In the material below, identify each line bearing the word "name". Reproduce those lines.

══════

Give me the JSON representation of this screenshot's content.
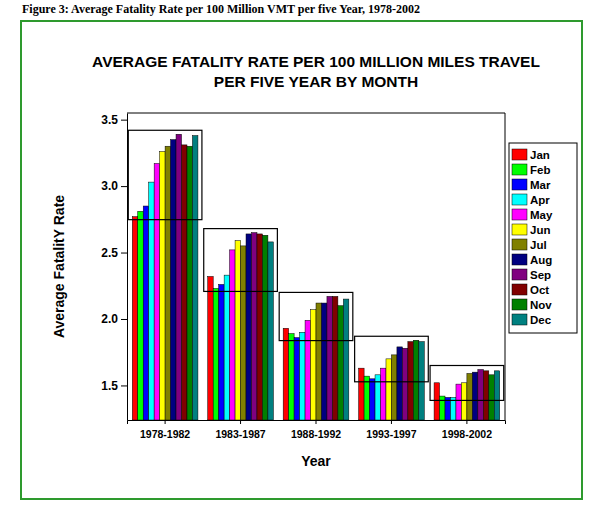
{
  "chart_data": {
    "type": "bar",
    "caption": "Figure 3: Average Fatality Rate per 100 Million VMT per five Year, 1978-2002",
    "title": [
      "AVERAGE FATALITY RATE PER 100 MILLION MILES TRAVEL",
      "PER FIVE YEAR BY MONTH"
    ],
    "x_label": "Year",
    "y_label": "Average FatalitY Rate",
    "categories": [
      "1978-1982",
      "1983-1987",
      "1988-1992",
      "1993-1997",
      "1998-2002"
    ],
    "series": [
      {
        "name": "Jan",
        "color": "#ff0000",
        "values": [
          2.77,
          2.32,
          1.93,
          1.63,
          1.52
        ]
      },
      {
        "name": "Feb",
        "color": "#00ff00",
        "values": [
          2.81,
          2.23,
          1.89,
          1.57,
          1.42
        ]
      },
      {
        "name": "Mar",
        "color": "#0000ff",
        "values": [
          2.85,
          2.26,
          1.86,
          1.55,
          1.41
        ]
      },
      {
        "name": "Apr",
        "color": "#00ffff",
        "values": [
          3.03,
          2.33,
          1.9,
          1.58,
          1.41
        ]
      },
      {
        "name": "May",
        "color": "#ff00ff",
        "values": [
          3.17,
          2.52,
          1.99,
          1.63,
          1.51
        ]
      },
      {
        "name": "Jun",
        "color": "#ffff00",
        "values": [
          3.26,
          2.59,
          2.07,
          1.7,
          1.52
        ]
      },
      {
        "name": "Jul",
        "color": "#808000",
        "values": [
          3.3,
          2.55,
          2.12,
          1.73,
          1.59
        ]
      },
      {
        "name": "Aug",
        "color": "#000080",
        "values": [
          3.35,
          2.64,
          2.12,
          1.79,
          1.6
        ]
      },
      {
        "name": "Sep",
        "color": "#800080",
        "values": [
          3.39,
          2.65,
          2.17,
          1.78,
          1.62
        ]
      },
      {
        "name": "Oct",
        "color": "#800000",
        "values": [
          3.31,
          2.64,
          2.17,
          1.83,
          1.61
        ]
      },
      {
        "name": "Nov",
        "color": "#008000",
        "values": [
          3.3,
          2.63,
          2.1,
          1.84,
          1.58
        ]
      },
      {
        "name": "Dec",
        "color": "#008080",
        "values": [
          3.38,
          2.58,
          2.15,
          1.83,
          1.61
        ]
      }
    ],
    "ylim": [
      1.24,
      3.55
    ],
    "yticks": [
      1.5,
      {
        "value": 2,
        "label": "2.0"
      },
      2.5,
      {
        "value": 3,
        "label": "3.0"
      },
      3.5
    ],
    "grid": false,
    "legend": "right"
  }
}
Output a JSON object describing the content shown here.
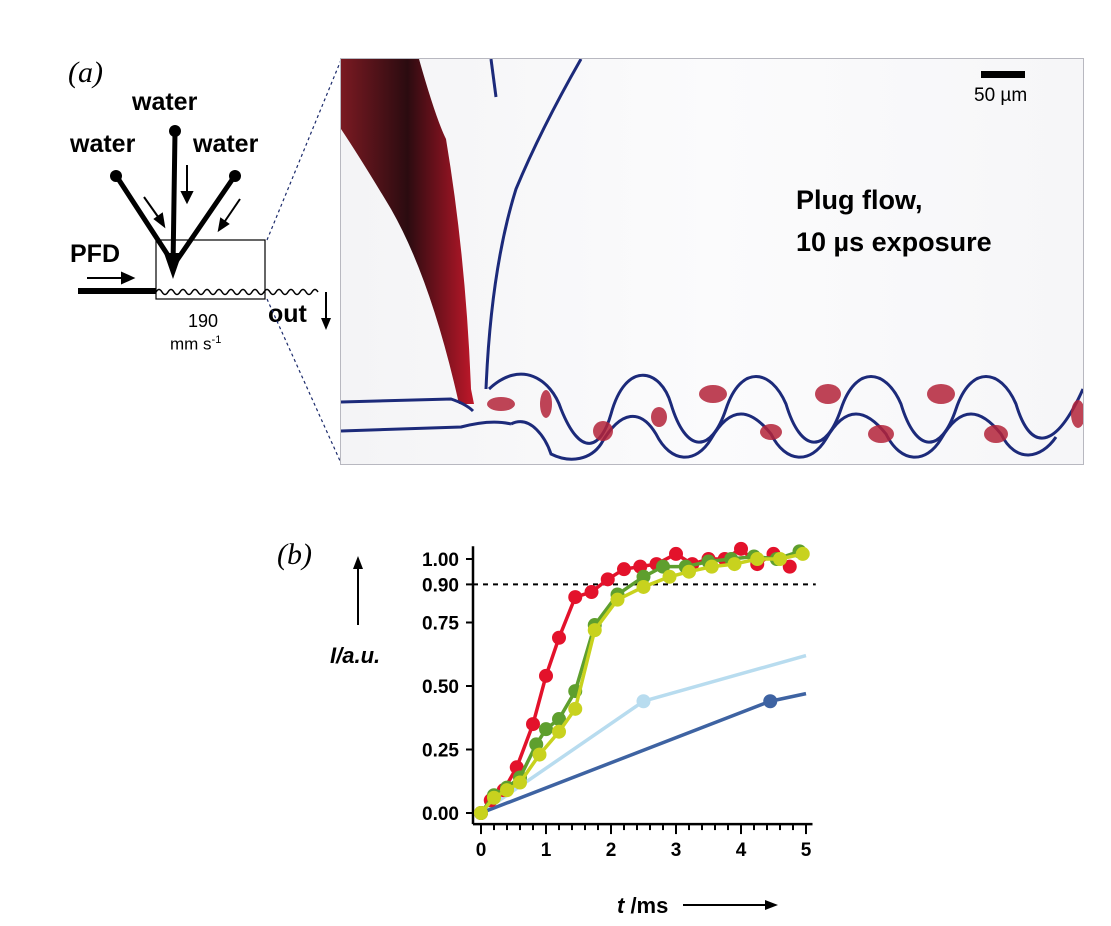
{
  "panel_a": {
    "label": "(a)",
    "schematic": {
      "inlet_top": "water",
      "inlet_left": "water",
      "inlet_right": "water",
      "inlet_pfd": "PFD",
      "outlet": "out",
      "speed_value": "190",
      "speed_unit": "mm s",
      "speed_exp": "-1"
    },
    "micrograph": {
      "scale_bar": "50 µm",
      "caption_line1": "Plug flow,",
      "caption_line2": "10 µs exposure"
    }
  },
  "panel_b": {
    "label": "(b)",
    "chart_data": {
      "type": "line",
      "xlabel_italic": "t",
      "xlabel_unit": " /ms",
      "ylabel": "I/a.u.",
      "xlim": [
        0,
        5
      ],
      "ylim": [
        0,
        1.05
      ],
      "x_ticks": [
        "0",
        "1",
        "2",
        "3",
        "4",
        "5"
      ],
      "y_ticks": [
        "0.00",
        "0.25",
        "0.50",
        "0.75",
        "0.90",
        "1.00"
      ],
      "reference_line": 0.9,
      "series": [
        {
          "color": "#e3122b",
          "markers": true,
          "x": [
            0,
            0.15,
            0.35,
            0.55,
            0.8,
            1.0,
            1.2,
            1.45,
            1.7,
            1.95,
            2.2,
            2.45,
            2.7,
            3.0,
            3.25,
            3.5,
            3.75,
            4.0,
            4.25,
            4.5,
            4.75
          ],
          "y": [
            0.0,
            0.05,
            0.09,
            0.18,
            0.35,
            0.54,
            0.69,
            0.85,
            0.87,
            0.92,
            0.96,
            0.97,
            0.98,
            1.02,
            0.98,
            1.0,
            1.0,
            1.04,
            0.98,
            1.02,
            0.97
          ]
        },
        {
          "color": "#5e9f2e",
          "markers": true,
          "x": [
            0,
            0.2,
            0.4,
            0.6,
            0.85,
            1.0,
            1.2,
            1.45,
            1.75,
            2.1,
            2.5,
            2.8,
            3.15,
            3.5,
            3.85,
            4.2,
            4.55,
            4.9
          ],
          "y": [
            0.0,
            0.07,
            0.1,
            0.14,
            0.27,
            0.33,
            0.37,
            0.48,
            0.74,
            0.86,
            0.93,
            0.97,
            0.97,
            0.99,
            1.0,
            1.01,
            1.0,
            1.03
          ]
        },
        {
          "color": "#c8d21e",
          "markers": true,
          "x": [
            0,
            0.2,
            0.4,
            0.6,
            0.9,
            1.2,
            1.45,
            1.75,
            2.1,
            2.5,
            2.9,
            3.2,
            3.55,
            3.9,
            4.25,
            4.6,
            4.95
          ],
          "y": [
            0.0,
            0.06,
            0.09,
            0.12,
            0.23,
            0.32,
            0.41,
            0.72,
            0.84,
            0.89,
            0.93,
            0.95,
            0.97,
            0.98,
            1.0,
            1.0,
            1.02
          ]
        },
        {
          "color": "#b8dcef",
          "markers": false,
          "marker_x": [
            2.5
          ],
          "marker_y": [
            0.44
          ],
          "x": [
            0,
            2.5,
            5.0
          ],
          "y": [
            0.0,
            0.44,
            0.62
          ]
        },
        {
          "color": "#3e63a2",
          "markers": false,
          "marker_x": [
            4.45
          ],
          "marker_y": [
            0.44
          ],
          "x": [
            0,
            4.45,
            5.0
          ],
          "y": [
            0.0,
            0.44,
            0.47
          ]
        }
      ]
    }
  }
}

══════

(Correct response)
        "name": "Jan",
        "name": "Feb",
        "name": "Mar",
        "name": "Apr",
        "name": "May",
        "name": "Jun",
        "name": "Jul",
        "name": "Aug",
        "name": "Sep",
        "name": "Oct",
        "name": "Nov",
        "name": "Dec",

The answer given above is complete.